**Problem requirements**
Copy the material from the line with "513, 93, 528]" to the line with "159, 395, 165]", substituting "residual-point" for every "pull-point" and keeping everything else the same.

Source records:
--------------------------------------------------

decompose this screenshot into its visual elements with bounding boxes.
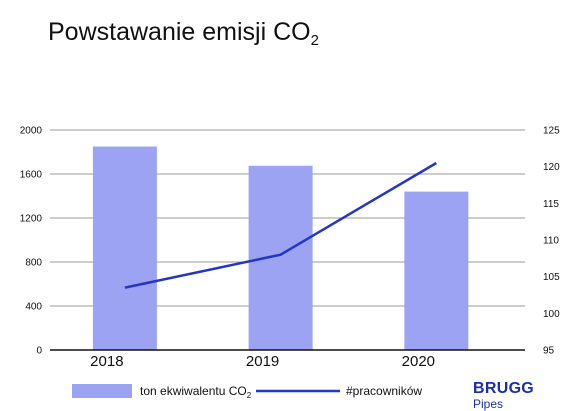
legend: ton ekwiwalentu CO2 #pracowników (72, 384, 422, 400)
right-tick-label: 100 (543, 309, 560, 320)
brand-logo: BRUGG Pipes (473, 380, 535, 411)
category-label: 2018 (90, 353, 123, 370)
right-tick-label: 115 (543, 199, 559, 210)
legend-label-line: #pracowników (346, 384, 422, 398)
line-series (124, 161, 437, 289)
left-tick-label: 800 (25, 258, 42, 269)
left-tick-label: 1600 (20, 170, 43, 181)
right-tick-label: 95 (543, 346, 555, 357)
category-label: 2020 (402, 353, 435, 370)
category-labels: 2018 2019 2020 (90, 353, 435, 370)
right-axis-ticks: 95 100 105 110 115 120 125 (543, 126, 560, 357)
left-tick-label: 0 (36, 346, 42, 357)
left-tick-label: 400 (25, 302, 42, 313)
series-line (124, 161, 437, 289)
bar (92, 146, 157, 350)
left-tick-label: 1200 (20, 214, 43, 225)
brand-sub: Pipes (473, 397, 504, 411)
left-axis-ticks: 0 400 800 1200 1600 2000 (20, 126, 43, 357)
bar (404, 191, 469, 350)
right-tick-label: 120 (543, 162, 560, 173)
right-tick-label: 125 (543, 126, 560, 137)
chart-title: Powstawanie emisji CO2 (48, 18, 319, 49)
brand-name: BRUGG (473, 380, 535, 397)
left-tick-label: 2000 (20, 126, 43, 137)
right-tick-label: 105 (543, 272, 560, 283)
legend-swatch-bar (72, 384, 132, 398)
right-tick-label: 110 (543, 236, 559, 247)
legend-label-bar: ton ekwiwalentu CO2 (140, 384, 252, 400)
category-label: 2019 (246, 353, 279, 370)
bar-series (92, 146, 469, 350)
bar (248, 165, 313, 350)
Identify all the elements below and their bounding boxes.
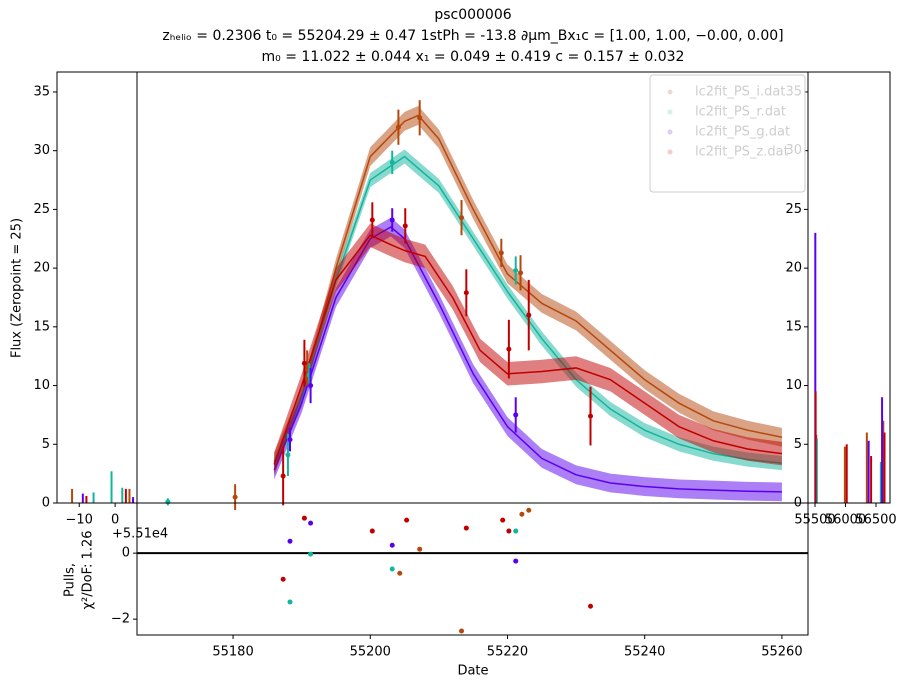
x-tick-label: −10	[66, 513, 93, 528]
pull-point	[459, 628, 465, 634]
pull-point	[417, 546, 423, 552]
pull-point	[308, 551, 314, 557]
data-point	[389, 217, 395, 223]
y-tick-label: 10	[33, 378, 50, 393]
data-point	[506, 346, 512, 352]
y-tick-label: 20	[785, 261, 802, 276]
model-curve	[273, 155, 783, 466]
y-tick-label: 0	[122, 546, 130, 561]
data-point	[165, 499, 171, 505]
pull-point	[404, 517, 410, 523]
data-point	[369, 217, 375, 223]
y-tick-label: 5	[794, 437, 802, 452]
x-tick-label: 55260	[761, 645, 802, 660]
y-axis-label: Pulls,	[63, 563, 78, 597]
subtitle: m₀ = 11.022 ± 0.044 x₁ = 0.049 ± 0.419 c…	[262, 49, 685, 65]
pull-point	[513, 558, 519, 564]
y-tick-label: −2	[111, 612, 130, 627]
model-band	[274, 223, 782, 476]
pull-point	[397, 570, 403, 576]
y-tick-label: 35	[33, 84, 50, 99]
y-tick-label: 25	[33, 202, 50, 217]
data-point	[280, 473, 286, 479]
offset-label: +5.51e4	[112, 527, 168, 542]
data-point	[232, 494, 238, 500]
data-point	[389, 159, 395, 165]
y-axis-label: χ²/DoF: 1.26	[81, 531, 96, 610]
x-axis-label: Date	[457, 664, 488, 679]
y-tick-label: 10	[785, 378, 802, 393]
data-point	[526, 312, 532, 318]
data-point	[285, 452, 291, 458]
data-point	[287, 437, 293, 443]
x-tick-label: 55220	[487, 645, 528, 660]
x-tick-label: 0	[111, 513, 119, 528]
pull-point	[369, 528, 375, 534]
pulls-frame	[136, 502, 809, 636]
x-tick-label: 55240	[624, 645, 665, 660]
x-tick-label: 56500	[855, 513, 896, 528]
data-point	[459, 215, 465, 221]
pull-point	[280, 576, 286, 582]
y-tick-label: 30	[33, 143, 50, 158]
y-tick-label: 0	[42, 496, 50, 511]
pull-point	[506, 528, 512, 534]
model-curve	[273, 234, 783, 465]
right-inset-frame	[807, 71, 891, 504]
x-tick-label: 55200	[350, 645, 391, 660]
pull-point	[513, 528, 519, 534]
data-point	[513, 412, 519, 418]
pull-point	[301, 515, 307, 521]
data-point	[301, 360, 307, 366]
subtitle: zₕₑₗᵢₒ = 0.2306 t₀ = 55204.29 ± 0.47 1st…	[162, 28, 783, 44]
pull-point	[519, 511, 525, 517]
title: psc000006	[434, 7, 511, 23]
model-curve	[273, 114, 783, 463]
pull-point	[389, 566, 395, 572]
data-point	[588, 413, 594, 419]
x-tick-label: 55500	[794, 513, 835, 528]
y-tick-label: 15	[33, 319, 50, 334]
data-point	[518, 270, 524, 276]
pull-point	[308, 520, 314, 526]
data-point	[417, 115, 423, 121]
model-band	[274, 217, 782, 502]
pull-point	[500, 517, 506, 523]
data-point	[395, 124, 401, 130]
pull-point	[526, 507, 532, 513]
y-tick-label: 20	[33, 261, 50, 276]
x-tick-label: 55180	[212, 645, 253, 660]
y-tick-label: 15	[785, 319, 802, 334]
data-point	[308, 383, 314, 389]
y-tick-label: 25	[785, 202, 802, 217]
pull-point	[389, 542, 395, 548]
pull-point	[287, 599, 293, 605]
x-tick-label: 56000	[825, 513, 866, 528]
y-tick-label: 5	[42, 437, 50, 452]
pull-point	[463, 525, 469, 531]
data-point	[498, 250, 504, 256]
data-point	[402, 223, 408, 229]
pull-point	[287, 538, 293, 544]
legend-box	[649, 74, 806, 193]
data-point	[513, 267, 519, 273]
data-point	[463, 290, 469, 296]
y-axis-label: Flux (Zeropoint = 25)	[10, 218, 25, 358]
pull-point	[588, 603, 594, 609]
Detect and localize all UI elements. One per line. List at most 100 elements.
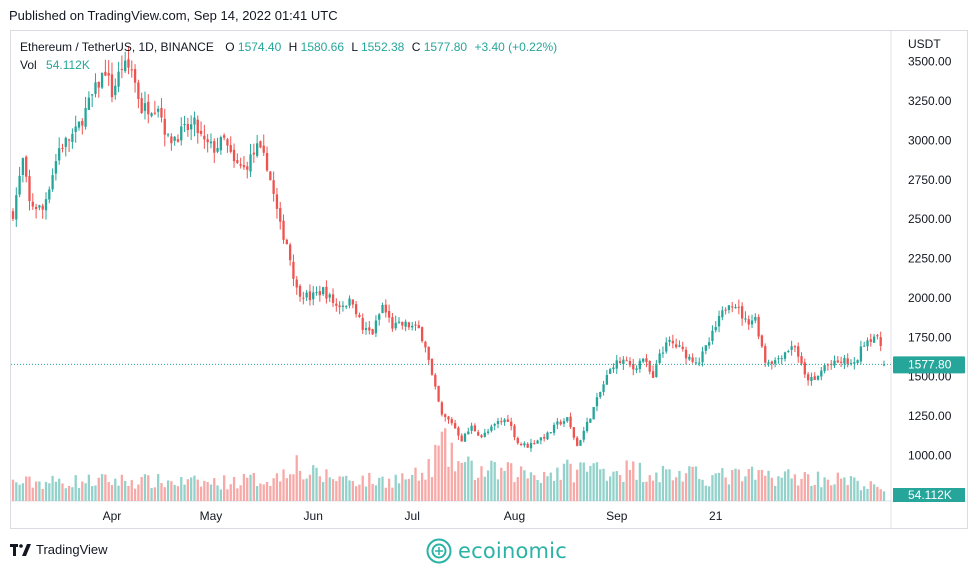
candle-body	[157, 108, 160, 112]
x-tick-label: 21	[709, 509, 723, 523]
volume-bar	[391, 487, 394, 501]
volume-bar	[424, 479, 427, 501]
volume-bar	[579, 462, 582, 501]
volume-bar	[130, 480, 133, 501]
candle-body	[806, 374, 810, 381]
candle-body	[351, 299, 354, 305]
candle-body	[374, 320, 378, 334]
candle-body	[787, 351, 790, 353]
volume-bar	[371, 483, 374, 501]
candle-body	[292, 261, 295, 279]
candle-body	[731, 306, 734, 308]
volume-bar	[783, 471, 787, 501]
volume-bar	[714, 473, 717, 501]
volume-bar	[800, 478, 803, 501]
candle-body	[823, 365, 826, 372]
price-candles	[11, 46, 886, 452]
candle-body	[272, 180, 275, 194]
price-axis[interactable]: 3500.00 3250.00 3000.00 2750.00 2500.00 2250.…	[908, 55, 952, 502]
volume-bar	[609, 476, 612, 501]
chart-panel[interactable]: 3500.00 3250.00 3000.00 2750.00 2500.00 2250.…	[10, 30, 968, 529]
candle-body	[684, 349, 688, 359]
tradingview-logo[interactable]: TradingView	[10, 542, 108, 557]
volume-bar	[143, 474, 147, 501]
volume-bar	[196, 479, 199, 501]
volume-bar	[239, 485, 242, 501]
volume-bar	[585, 471, 589, 501]
volume-bar	[486, 470, 490, 501]
candle-body	[345, 306, 348, 308]
volume-bar	[820, 487, 823, 501]
candle-body	[668, 339, 671, 342]
candle-body	[173, 136, 176, 141]
candle-body	[783, 352, 787, 359]
volume-bar	[288, 474, 292, 501]
volume-bar	[170, 481, 173, 501]
candle-body	[41, 205, 44, 210]
candle-body	[196, 119, 199, 134]
candle-body	[609, 369, 612, 374]
volume-bar	[364, 486, 368, 501]
candle-body	[813, 376, 816, 380]
candle-body	[381, 305, 384, 314]
volume-bar	[740, 481, 744, 501]
candle-body	[279, 208, 282, 222]
volume-bar	[698, 478, 701, 501]
volume-bar	[754, 479, 757, 501]
candle-body	[717, 316, 721, 327]
candle-body	[833, 360, 836, 366]
candlestick-chart[interactable]: 3500.00 3250.00 3000.00 2750.00 2500.00 2250.…	[11, 31, 967, 528]
currency-label: USDT	[908, 37, 941, 51]
candle-body	[503, 419, 506, 423]
volume-bar	[417, 480, 420, 501]
volume-bar	[661, 465, 665, 501]
candle-body	[510, 421, 513, 427]
volume-bar	[249, 474, 252, 501]
volume-bar	[727, 484, 731, 501]
candle-body	[11, 211, 15, 219]
volume-bar	[298, 470, 302, 501]
candle-body	[770, 361, 773, 364]
y-tick-label: 2750.00	[908, 173, 952, 187]
volume-bar	[67, 485, 71, 501]
candle-body	[226, 139, 229, 146]
candle-body	[467, 431, 470, 435]
volume-bar	[546, 476, 549, 501]
volume-bar	[810, 485, 813, 501]
candle-body	[18, 175, 21, 195]
time-axis[interactable]: Apr May Jun Jul Aug Sep 21	[103, 509, 723, 523]
tradingview-icon	[10, 543, 31, 556]
volume-bar	[721, 468, 724, 501]
volume-bar	[605, 480, 609, 501]
volume-bar	[394, 474, 397, 501]
volume-bar	[15, 482, 18, 501]
volume-bar	[757, 470, 760, 501]
volume-bar	[321, 482, 325, 501]
volume-bar	[780, 477, 783, 501]
candle-body	[734, 306, 737, 309]
candle-body	[312, 292, 315, 300]
volume-bar	[483, 476, 486, 501]
candle-body	[295, 279, 298, 288]
y-tick-label: 2500.00	[908, 212, 952, 226]
volume-bar	[87, 474, 91, 501]
candle-body	[615, 360, 618, 369]
volume-bar	[312, 465, 315, 501]
candle-body	[612, 367, 615, 370]
ohlc-legend: Ethereum / TetherUS, 1D, BINANCE O 1574.…	[20, 40, 557, 54]
candle-body	[638, 360, 642, 370]
candle-body	[94, 82, 97, 94]
volume-bar	[582, 462, 585, 501]
candle-body	[147, 101, 150, 115]
volume-bar	[793, 474, 797, 501]
volume-bar	[457, 461, 460, 501]
candle-body	[48, 189, 51, 200]
candle-body	[246, 166, 249, 170]
candle-body	[252, 152, 255, 155]
candle-body	[694, 362, 698, 364]
candle-body	[698, 362, 701, 364]
volume-bar	[18, 484, 21, 501]
volume-bar	[625, 460, 628, 501]
volume-bar	[830, 485, 833, 501]
volume-bar	[671, 480, 675, 501]
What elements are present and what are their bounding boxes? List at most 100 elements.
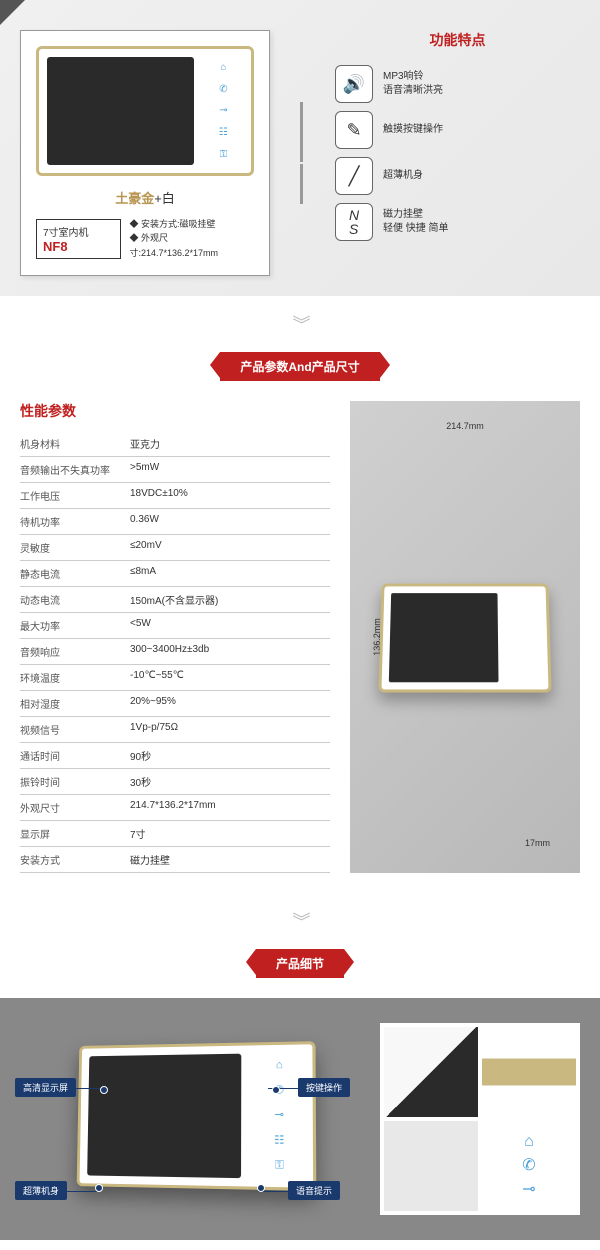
corner-decoration bbox=[0, 0, 25, 25]
spec-row: 安装方式磁力挂壁 bbox=[20, 847, 330, 873]
model-box: 7寸室内机 NF8 bbox=[36, 219, 121, 259]
spec-row: 显示屏7寸 bbox=[20, 821, 330, 847]
feature-icon: ✎ bbox=[335, 111, 373, 149]
spec-label: 最大功率 bbox=[20, 618, 130, 633]
device-render: ⌂✆⊸☷⚿ bbox=[36, 46, 254, 176]
spec-label: 外观尺寸 bbox=[20, 800, 130, 815]
model-label: 7寸室内机 bbox=[43, 228, 89, 239]
chevron-divider bbox=[0, 296, 600, 352]
spec-row: 待机功率0.36W bbox=[20, 509, 330, 535]
detail-screen bbox=[87, 1054, 241, 1178]
spec-label: 通话时间 bbox=[20, 748, 130, 763]
detail-device: ⌂✆⊸☷⚿ bbox=[76, 1041, 316, 1191]
dim-device bbox=[378, 584, 551, 693]
model-code: NF8 bbox=[43, 239, 68, 254]
spec-row: 视频信号1Vp-p/75Ω bbox=[20, 717, 330, 743]
spec-label: 工作电压 bbox=[20, 488, 130, 503]
mini-specs: ◆ 安装方式:磁吸挂壁 ◆ 外观尺寸:214.7*136.2*17mm bbox=[129, 217, 254, 260]
detail-callouts: ⌂✆⊸☷⚿ 高清显示屏 超薄机身 按键操作 语音提示 bbox=[20, 1023, 365, 1215]
device-side-icons: ⌂✆⊸☷⚿ bbox=[204, 57, 243, 165]
spec-value: 90秒 bbox=[130, 748, 330, 763]
grid-screen-closeup bbox=[384, 1027, 478, 1117]
spec-label: 环境温度 bbox=[20, 670, 130, 685]
spec-label: 音频响应 bbox=[20, 644, 130, 659]
detail-grid: ⌂✆⊸ bbox=[380, 1023, 580, 1215]
install-spec: ◆ 安装方式:磁吸挂壁 bbox=[129, 217, 254, 231]
specs-banner: 产品参数And产品尺寸 bbox=[220, 352, 379, 381]
feature-text: MP3响铃语音清晰洪亮 bbox=[383, 70, 443, 98]
grid-back-mount bbox=[384, 1121, 478, 1211]
spec-value: <5W bbox=[130, 618, 330, 633]
spec-label: 音频输出不失真功率 bbox=[20, 462, 130, 477]
spec-label: 视频信号 bbox=[20, 722, 130, 737]
spec-value: 300~3400Hz±3db bbox=[130, 644, 330, 659]
model-row: 7寸室内机 NF8 ◆ 安装方式:磁吸挂壁 ◆ 外观尺寸:214.7*136.2… bbox=[36, 217, 254, 260]
dim-width: 214.7mm bbox=[446, 421, 484, 431]
spec-label: 安装方式 bbox=[20, 852, 130, 867]
features-list: 功能特点 🔊 MP3响铃语音清晰洪亮 ✎ 触摸按键操作 ╱ 超薄机身 NS 磁力挂壁轻便 快捷… bbox=[335, 30, 580, 276]
feature-text: 触摸按键操作 bbox=[383, 123, 443, 137]
spec-row: 音频响应300~3400Hz±3db bbox=[20, 639, 330, 665]
spec-label: 动态电流 bbox=[20, 592, 130, 607]
device-screen bbox=[47, 57, 194, 165]
spec-label: 机身材料 bbox=[20, 436, 130, 451]
size-spec: ◆ 外观尺寸:214.7*136.2*17mm bbox=[129, 231, 254, 260]
feature-icon: 🔊 bbox=[335, 65, 373, 103]
product-color-title: 土豪金+白 bbox=[36, 188, 254, 207]
callout-dot bbox=[95, 1184, 103, 1192]
spec-row: 通话时间90秒 bbox=[20, 743, 330, 769]
spec-value: 214.7*136.2*17mm bbox=[130, 800, 330, 815]
color-gold: 土豪金 bbox=[115, 191, 154, 206]
feature-icon: NS bbox=[335, 203, 373, 241]
spec-row: 动态电流150mA(不含显示器) bbox=[20, 587, 330, 613]
spec-value: 30秒 bbox=[130, 774, 330, 789]
spec-value: 亚克力 bbox=[130, 436, 330, 451]
callout-display: 高清显示屏 bbox=[15, 1078, 76, 1097]
spec-value: 0.36W bbox=[130, 514, 330, 529]
spec-row: 静态电流≤8mA bbox=[20, 561, 330, 587]
arrow-separator bbox=[290, 30, 335, 276]
specs-section: 性能参数 机身材料亚克力音频输出不失真功率>5mW工作电压18VDC±10%待机… bbox=[0, 401, 600, 893]
spec-label: 灵敏度 bbox=[20, 540, 130, 555]
spec-value: >5mW bbox=[130, 462, 330, 477]
features-title: 功能特点 bbox=[335, 30, 580, 50]
banner-wrap: 产品细节 bbox=[0, 949, 600, 978]
grid-side-profile bbox=[482, 1027, 576, 1117]
hero-section: ⌂✆⊸☷⚿ 土豪金+白 7寸室内机 NF8 ◆ 安装方式:磁吸挂壁 ◆ 外观尺寸… bbox=[0, 0, 600, 296]
banner-wrap: 产品参数And产品尺寸 bbox=[0, 352, 600, 381]
callout-slim: 超薄机身 bbox=[15, 1181, 67, 1200]
details-section: ⌂✆⊸☷⚿ 高清显示屏 超薄机身 按键操作 语音提示 ⌂✆⊸ bbox=[0, 998, 600, 1240]
spec-label: 静态电流 bbox=[20, 566, 130, 581]
spec-row: 外观尺寸214.7*136.2*17mm bbox=[20, 795, 330, 821]
spec-value: -10℃~55℃ bbox=[130, 670, 330, 685]
chevron-divider bbox=[0, 893, 600, 949]
spec-row: 音频输出不失真功率>5mW bbox=[20, 457, 330, 483]
callout-voice: 语音提示 bbox=[288, 1181, 340, 1200]
feature-item: 🔊 MP3响铃语音清晰洪亮 bbox=[335, 65, 580, 103]
feature-item: ╱ 超薄机身 bbox=[335, 157, 580, 195]
feature-text: 超薄机身 bbox=[383, 169, 423, 183]
callout-buttons: 按键操作 bbox=[298, 1078, 350, 1097]
color-white: +白 bbox=[154, 191, 175, 206]
spec-row: 工作电压18VDC±10% bbox=[20, 483, 330, 509]
spec-value: ≤8mA bbox=[130, 566, 330, 581]
product-card: ⌂✆⊸☷⚿ 土豪金+白 7寸室内机 NF8 ◆ 安装方式:磁吸挂壁 ◆ 外观尺寸… bbox=[20, 30, 270, 276]
spec-row: 相对湿度20%~95% bbox=[20, 691, 330, 717]
spec-value: 150mA(不含显示器) bbox=[130, 592, 330, 607]
feature-item: ✎ 触摸按键操作 bbox=[335, 111, 580, 149]
spec-row: 灵敏度≤20mV bbox=[20, 535, 330, 561]
spec-value: 18VDC±10% bbox=[130, 488, 330, 503]
feature-icon: ╱ bbox=[335, 157, 373, 195]
specs-table: 性能参数 机身材料亚克力音频输出不失真功率>5mW工作电压18VDC±10%待机… bbox=[20, 401, 330, 873]
spec-row: 机身材料亚克力 bbox=[20, 431, 330, 457]
spec-value: 磁力挂壁 bbox=[130, 852, 330, 867]
spec-value: 1Vp-p/75Ω bbox=[130, 722, 330, 737]
spec-label: 相对湿度 bbox=[20, 696, 130, 711]
dimensions-diagram: 214.7mm 136.2mm 17mm bbox=[350, 401, 580, 873]
detail-icons: ⌂✆⊸☷⚿ bbox=[254, 1053, 304, 1180]
feature-text: 磁力挂壁轻便 快捷 简单 bbox=[383, 208, 449, 236]
spec-label: 显示屏 bbox=[20, 826, 130, 841]
details-banner: 产品细节 bbox=[256, 949, 344, 978]
dim-screen bbox=[389, 593, 499, 682]
spec-label: 振铃时间 bbox=[20, 774, 130, 789]
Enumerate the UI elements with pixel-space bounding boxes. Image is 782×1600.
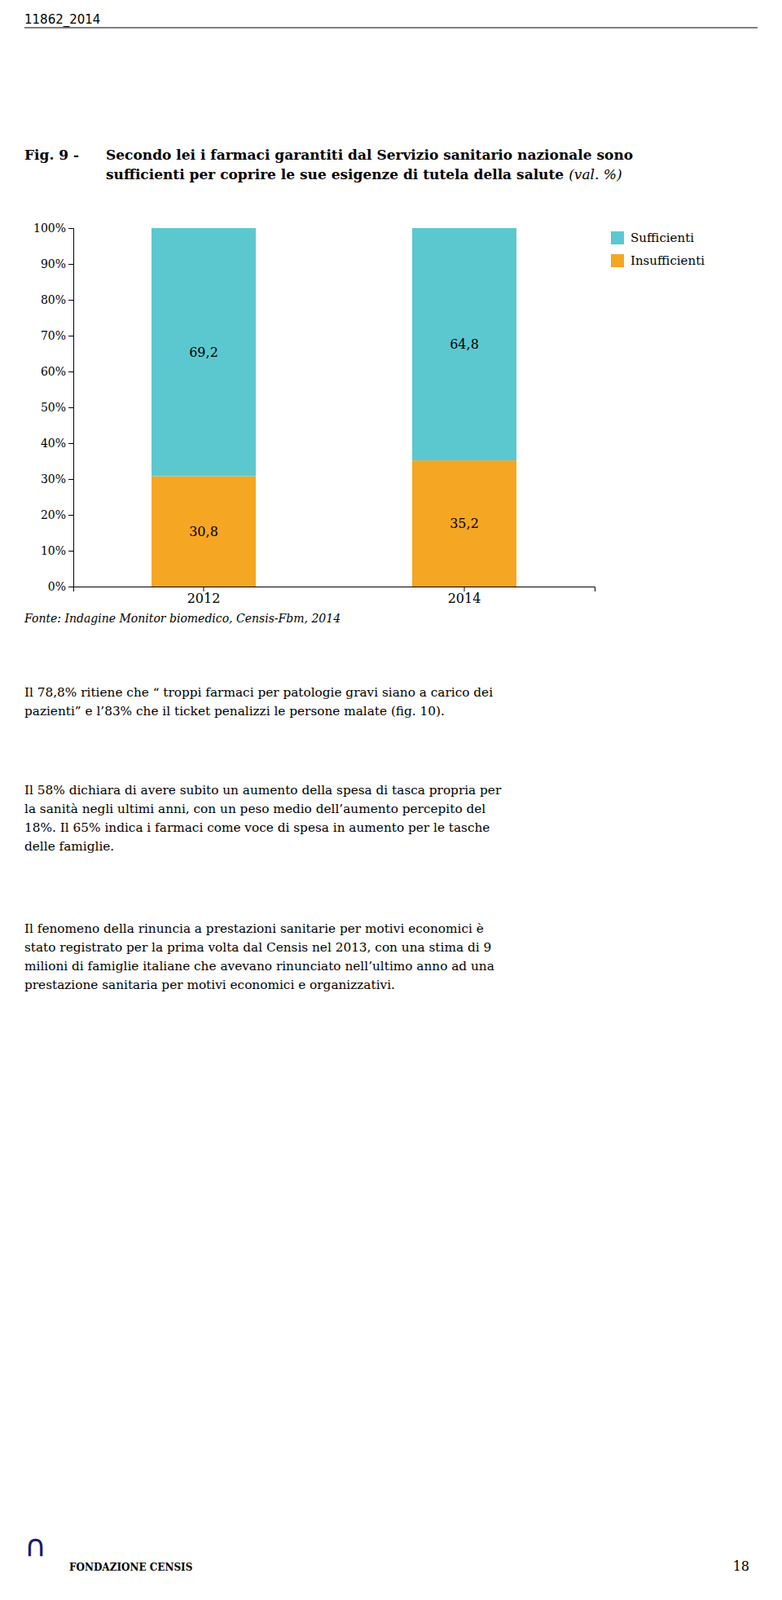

--------------------------------------------------

**Task response**
x-tick-label: −10	[66, 513, 93, 528]
residual-point	[459, 628, 465, 634]
residual-point	[417, 546, 423, 552]
residual-point	[308, 551, 314, 557]
data-point	[389, 217, 395, 223]
y-tick-label: 10	[33, 378, 50, 393]
data-point	[506, 346, 512, 352]
y-tick-label: 20	[785, 261, 802, 276]
model-curve	[273, 155, 783, 466]
y-tick-label: 0	[122, 546, 130, 561]
data-point	[165, 499, 171, 505]
residual-point	[404, 517, 410, 523]
data-point	[369, 217, 375, 223]
y-tick-label: 5	[794, 437, 802, 452]
x-tick-label: 55260	[761, 645, 802, 660]
y-axis-label: Pulls,	[63, 563, 78, 597]
subtitle: m₀ = 11.022 ± 0.044 x₁ = 0.049 ± 0.419 c…	[262, 49, 685, 65]
residual-point	[513, 558, 519, 564]
y-tick-label: −2	[111, 612, 130, 627]
model-band	[274, 223, 782, 476]
residual-point	[397, 570, 403, 576]
y-tick-label: 35	[33, 84, 50, 99]
y-tick-label: 25	[33, 202, 50, 217]
data-point	[280, 473, 286, 479]
offset-label: +5.51e4	[112, 527, 168, 542]
data-point	[232, 494, 238, 500]
data-point	[389, 159, 395, 165]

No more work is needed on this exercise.